* BEGIN RECORDED DATA *

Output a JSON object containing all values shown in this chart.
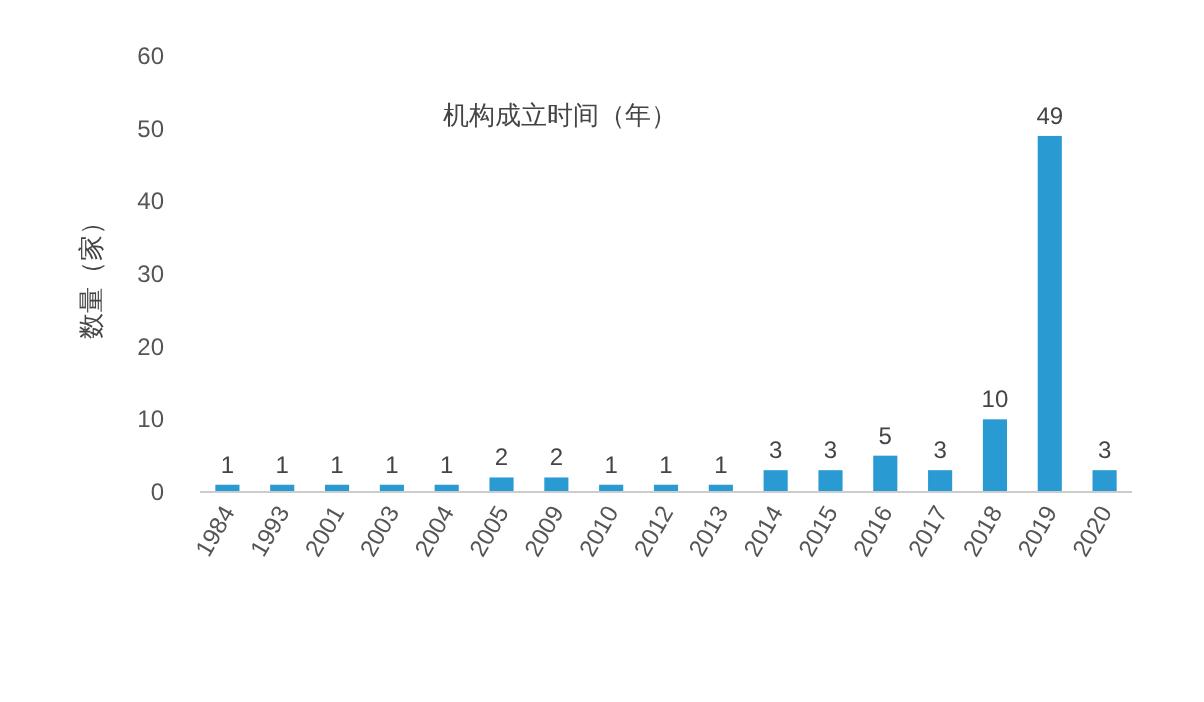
{
  "chart_data": {
    "type": "bar",
    "title": "机构成立时间（年）",
    "ylabel": "数量（家）",
    "categories": [
      "1984",
      "1993",
      "2001",
      "2003",
      "2004",
      "2005",
      "2009",
      "2010",
      "2012",
      "2013",
      "2014",
      "2015",
      "2016",
      "2017",
      "2018",
      "2019",
      "2020"
    ],
    "values": [
      1,
      1,
      1,
      1,
      1,
      2,
      2,
      1,
      1,
      1,
      3,
      3,
      5,
      3,
      10,
      49,
      3
    ],
    "color": "#2a9ad3",
    "ylim": [
      0,
      60
    ],
    "yticks": [
      0,
      10,
      20,
      30,
      40,
      50,
      60
    ],
    "data_labels": true
  }
}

* END RECORDED DATA *

=== EXERCISE DETAILS ===
Leave out the pictures and retype every line above exactly.

=== TASK OUTPUT ===
Output a JSON object containing all values shown in this chart.
{
  "chart_data": {
    "type": "bar",
    "title": "机构成立时间（年）",
    "ylabel": "数量（家）",
    "categories": [
      "1984",
      "1993",
      "2001",
      "2003",
      "2004",
      "2005",
      "2009",
      "2010",
      "2012",
      "2013",
      "2014",
      "2015",
      "2016",
      "2017",
      "2018",
      "2019",
      "2020"
    ],
    "values": [
      1,
      1,
      1,
      1,
      1,
      2,
      2,
      1,
      1,
      1,
      3,
      3,
      5,
      3,
      10,
      49,
      3
    ],
    "color": "#2a9ad3",
    "ylim": [
      0,
      60
    ],
    "yticks": [
      0,
      10,
      20,
      30,
      40,
      50,
      60
    ],
    "data_labels": true
  }
}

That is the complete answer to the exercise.